┌──
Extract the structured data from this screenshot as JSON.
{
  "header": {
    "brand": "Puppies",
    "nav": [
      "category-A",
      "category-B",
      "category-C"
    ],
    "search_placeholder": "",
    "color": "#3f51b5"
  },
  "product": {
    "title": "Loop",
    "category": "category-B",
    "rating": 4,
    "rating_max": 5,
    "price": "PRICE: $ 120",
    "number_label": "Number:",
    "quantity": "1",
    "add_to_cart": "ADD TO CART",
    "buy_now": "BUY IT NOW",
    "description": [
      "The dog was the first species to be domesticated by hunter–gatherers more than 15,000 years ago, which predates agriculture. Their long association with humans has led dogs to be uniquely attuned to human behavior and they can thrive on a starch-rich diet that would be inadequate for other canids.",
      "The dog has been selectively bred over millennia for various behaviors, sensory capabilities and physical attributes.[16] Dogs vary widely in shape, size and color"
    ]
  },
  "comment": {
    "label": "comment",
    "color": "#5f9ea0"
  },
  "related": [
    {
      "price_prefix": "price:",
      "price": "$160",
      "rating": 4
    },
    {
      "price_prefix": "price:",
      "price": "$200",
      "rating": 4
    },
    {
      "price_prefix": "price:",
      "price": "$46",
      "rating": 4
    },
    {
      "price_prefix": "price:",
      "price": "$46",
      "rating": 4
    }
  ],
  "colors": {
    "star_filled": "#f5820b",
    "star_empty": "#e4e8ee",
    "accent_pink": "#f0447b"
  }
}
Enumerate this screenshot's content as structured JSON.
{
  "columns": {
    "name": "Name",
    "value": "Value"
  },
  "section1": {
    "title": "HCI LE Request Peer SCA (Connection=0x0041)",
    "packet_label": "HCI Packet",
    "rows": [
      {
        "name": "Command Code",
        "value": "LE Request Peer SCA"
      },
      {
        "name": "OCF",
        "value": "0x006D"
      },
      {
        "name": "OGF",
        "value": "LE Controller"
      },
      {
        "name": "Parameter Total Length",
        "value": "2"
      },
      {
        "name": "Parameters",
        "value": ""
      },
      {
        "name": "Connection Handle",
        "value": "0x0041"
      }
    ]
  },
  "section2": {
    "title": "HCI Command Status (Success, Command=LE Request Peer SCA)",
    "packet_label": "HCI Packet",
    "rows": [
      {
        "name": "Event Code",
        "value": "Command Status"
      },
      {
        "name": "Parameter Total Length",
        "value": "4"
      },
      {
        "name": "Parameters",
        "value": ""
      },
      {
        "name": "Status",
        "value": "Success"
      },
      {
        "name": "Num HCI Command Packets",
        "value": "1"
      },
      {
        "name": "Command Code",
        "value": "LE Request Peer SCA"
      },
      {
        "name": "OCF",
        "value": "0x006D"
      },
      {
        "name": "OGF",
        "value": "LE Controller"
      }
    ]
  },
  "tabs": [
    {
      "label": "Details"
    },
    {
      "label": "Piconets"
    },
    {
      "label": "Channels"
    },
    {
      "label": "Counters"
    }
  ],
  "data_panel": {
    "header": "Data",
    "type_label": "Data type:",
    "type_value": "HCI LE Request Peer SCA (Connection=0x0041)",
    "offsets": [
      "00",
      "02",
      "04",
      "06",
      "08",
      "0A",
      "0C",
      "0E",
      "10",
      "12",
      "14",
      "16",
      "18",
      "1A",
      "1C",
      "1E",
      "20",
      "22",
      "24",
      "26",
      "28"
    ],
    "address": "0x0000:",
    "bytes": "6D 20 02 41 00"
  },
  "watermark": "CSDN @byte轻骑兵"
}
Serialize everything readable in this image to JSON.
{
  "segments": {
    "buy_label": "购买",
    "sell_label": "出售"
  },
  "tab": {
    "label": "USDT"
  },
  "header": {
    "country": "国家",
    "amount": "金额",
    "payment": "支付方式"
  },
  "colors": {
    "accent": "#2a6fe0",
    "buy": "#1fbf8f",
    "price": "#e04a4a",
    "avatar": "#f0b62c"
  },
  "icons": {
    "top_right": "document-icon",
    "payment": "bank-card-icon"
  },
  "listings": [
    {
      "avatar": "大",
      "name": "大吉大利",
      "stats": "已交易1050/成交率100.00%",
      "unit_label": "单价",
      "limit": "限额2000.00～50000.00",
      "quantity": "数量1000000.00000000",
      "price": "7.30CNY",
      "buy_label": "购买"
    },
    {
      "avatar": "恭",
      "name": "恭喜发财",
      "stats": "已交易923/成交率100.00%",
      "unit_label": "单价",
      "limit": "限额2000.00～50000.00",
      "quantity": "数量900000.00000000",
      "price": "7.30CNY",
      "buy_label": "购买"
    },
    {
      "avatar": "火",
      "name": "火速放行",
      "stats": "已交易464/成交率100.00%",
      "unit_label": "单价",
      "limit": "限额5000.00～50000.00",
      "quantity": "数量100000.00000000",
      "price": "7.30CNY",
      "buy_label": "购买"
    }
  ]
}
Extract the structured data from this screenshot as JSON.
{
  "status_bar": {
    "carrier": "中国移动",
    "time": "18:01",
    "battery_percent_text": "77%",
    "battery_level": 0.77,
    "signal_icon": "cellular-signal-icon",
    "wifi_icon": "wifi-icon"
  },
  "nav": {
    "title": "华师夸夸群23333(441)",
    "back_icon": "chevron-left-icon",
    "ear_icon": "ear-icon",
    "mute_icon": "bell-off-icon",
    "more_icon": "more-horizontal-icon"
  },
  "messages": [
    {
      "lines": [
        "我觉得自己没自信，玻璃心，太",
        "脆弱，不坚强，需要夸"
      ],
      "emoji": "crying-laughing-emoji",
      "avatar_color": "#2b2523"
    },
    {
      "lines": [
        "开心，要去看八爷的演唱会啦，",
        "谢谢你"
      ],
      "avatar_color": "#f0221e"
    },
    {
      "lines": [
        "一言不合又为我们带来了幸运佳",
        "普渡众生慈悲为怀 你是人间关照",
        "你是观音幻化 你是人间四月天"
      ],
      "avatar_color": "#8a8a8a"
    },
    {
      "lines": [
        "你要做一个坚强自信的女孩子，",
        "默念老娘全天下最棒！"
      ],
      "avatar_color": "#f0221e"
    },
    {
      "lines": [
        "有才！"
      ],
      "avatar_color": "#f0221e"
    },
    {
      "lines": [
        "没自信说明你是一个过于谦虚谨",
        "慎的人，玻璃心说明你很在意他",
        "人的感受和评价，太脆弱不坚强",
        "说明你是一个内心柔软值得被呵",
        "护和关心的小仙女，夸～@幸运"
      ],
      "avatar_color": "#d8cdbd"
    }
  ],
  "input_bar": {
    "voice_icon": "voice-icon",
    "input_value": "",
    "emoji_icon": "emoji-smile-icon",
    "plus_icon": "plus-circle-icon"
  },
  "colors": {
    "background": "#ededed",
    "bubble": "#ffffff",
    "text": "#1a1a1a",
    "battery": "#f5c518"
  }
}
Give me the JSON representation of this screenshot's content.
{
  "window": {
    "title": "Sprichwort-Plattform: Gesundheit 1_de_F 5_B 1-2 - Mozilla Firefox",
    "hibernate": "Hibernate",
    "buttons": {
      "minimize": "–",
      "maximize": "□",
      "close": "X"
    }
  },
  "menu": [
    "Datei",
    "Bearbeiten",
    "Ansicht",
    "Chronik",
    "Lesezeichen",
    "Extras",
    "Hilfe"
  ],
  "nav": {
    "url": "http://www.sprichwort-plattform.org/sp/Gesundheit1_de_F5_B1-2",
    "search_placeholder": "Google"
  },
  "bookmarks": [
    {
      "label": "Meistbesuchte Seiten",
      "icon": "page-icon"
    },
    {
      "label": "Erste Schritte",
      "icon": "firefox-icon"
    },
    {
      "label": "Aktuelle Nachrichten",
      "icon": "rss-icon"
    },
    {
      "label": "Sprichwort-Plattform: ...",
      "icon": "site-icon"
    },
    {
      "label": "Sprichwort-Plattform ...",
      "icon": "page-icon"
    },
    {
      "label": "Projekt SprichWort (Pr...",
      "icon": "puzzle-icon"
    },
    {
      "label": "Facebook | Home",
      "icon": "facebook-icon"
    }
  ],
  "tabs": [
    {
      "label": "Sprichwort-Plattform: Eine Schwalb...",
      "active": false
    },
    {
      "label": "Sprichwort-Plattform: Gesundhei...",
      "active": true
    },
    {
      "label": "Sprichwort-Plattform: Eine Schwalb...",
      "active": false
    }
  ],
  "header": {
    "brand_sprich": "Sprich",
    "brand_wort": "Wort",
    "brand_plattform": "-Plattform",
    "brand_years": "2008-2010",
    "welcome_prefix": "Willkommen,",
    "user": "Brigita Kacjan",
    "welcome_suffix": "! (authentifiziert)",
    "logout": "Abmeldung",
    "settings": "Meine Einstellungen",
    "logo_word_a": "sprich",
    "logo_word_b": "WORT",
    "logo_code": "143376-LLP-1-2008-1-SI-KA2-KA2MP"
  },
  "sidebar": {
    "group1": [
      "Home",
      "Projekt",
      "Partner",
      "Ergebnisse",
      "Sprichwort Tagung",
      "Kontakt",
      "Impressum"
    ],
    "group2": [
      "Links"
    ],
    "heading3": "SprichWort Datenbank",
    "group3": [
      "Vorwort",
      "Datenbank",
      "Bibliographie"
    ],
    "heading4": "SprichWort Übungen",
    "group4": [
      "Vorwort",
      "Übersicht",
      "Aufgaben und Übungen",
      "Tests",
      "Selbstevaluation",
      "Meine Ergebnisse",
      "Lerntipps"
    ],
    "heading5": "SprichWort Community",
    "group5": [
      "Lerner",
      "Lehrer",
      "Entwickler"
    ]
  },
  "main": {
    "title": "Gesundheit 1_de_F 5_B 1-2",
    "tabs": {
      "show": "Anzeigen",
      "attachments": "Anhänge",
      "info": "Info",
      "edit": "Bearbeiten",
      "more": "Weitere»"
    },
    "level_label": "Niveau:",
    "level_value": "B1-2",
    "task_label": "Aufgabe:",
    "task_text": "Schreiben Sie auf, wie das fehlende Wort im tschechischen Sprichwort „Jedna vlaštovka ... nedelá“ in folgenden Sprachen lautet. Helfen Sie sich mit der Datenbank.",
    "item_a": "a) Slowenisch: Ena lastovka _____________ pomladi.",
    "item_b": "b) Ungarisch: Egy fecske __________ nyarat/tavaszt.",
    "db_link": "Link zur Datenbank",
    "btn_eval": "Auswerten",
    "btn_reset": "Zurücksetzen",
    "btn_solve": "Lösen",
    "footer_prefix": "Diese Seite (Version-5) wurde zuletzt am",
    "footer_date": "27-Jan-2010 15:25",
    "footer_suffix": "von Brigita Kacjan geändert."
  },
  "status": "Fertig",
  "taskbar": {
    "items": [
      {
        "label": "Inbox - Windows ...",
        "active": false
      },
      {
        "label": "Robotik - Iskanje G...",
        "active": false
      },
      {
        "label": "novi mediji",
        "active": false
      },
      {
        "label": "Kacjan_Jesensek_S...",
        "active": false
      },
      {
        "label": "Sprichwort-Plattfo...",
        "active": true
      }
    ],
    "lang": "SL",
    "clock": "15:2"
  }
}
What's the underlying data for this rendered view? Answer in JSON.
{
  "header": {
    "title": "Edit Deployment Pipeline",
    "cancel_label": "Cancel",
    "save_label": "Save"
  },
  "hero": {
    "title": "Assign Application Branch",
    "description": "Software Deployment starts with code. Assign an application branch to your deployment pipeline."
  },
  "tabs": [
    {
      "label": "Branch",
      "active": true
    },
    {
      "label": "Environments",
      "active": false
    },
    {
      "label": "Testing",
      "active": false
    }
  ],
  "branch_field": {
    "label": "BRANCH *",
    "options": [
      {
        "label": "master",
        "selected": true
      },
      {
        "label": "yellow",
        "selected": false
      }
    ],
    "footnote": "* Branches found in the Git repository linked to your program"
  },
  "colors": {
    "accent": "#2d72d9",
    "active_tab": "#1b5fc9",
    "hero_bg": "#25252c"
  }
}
└──
_What is needed:_ Lines from the one containing "What's the underlying" through the final line are to be given again verbatim, with nothing before or after.

_Task output:_
What's the underlying data for this rendered view? Answer in JSON.
{
  "header": {
    "title": "Edit Deployment Pipeline",
    "cancel_label": "Cancel",
    "save_label": "Save"
  },
  "hero": {
    "title": "Assign Application Branch",
    "description": "Software Deployment starts with code. Assign an application branch to your deployment pipeline."
  },
  "tabs": [
    {
      "label": "Branch",
      "active": true
    },
    {
      "label": "Environments",
      "active": false
    },
    {
      "label": "Testing",
      "active": false
    }
  ],
  "branch_field": {
    "label": "BRANCH *",
    "options": [
      {
        "label": "master",
        "selected": true
      },
      {
        "label": "yellow",
        "selected": false
      }
    ],
    "footnote": "* Branches found in the Git repository linked to your program"
  },
  "colors": {
    "accent": "#2d72d9",
    "active_tab": "#1b5fc9",
    "hero_bg": "#25252c"
  }
}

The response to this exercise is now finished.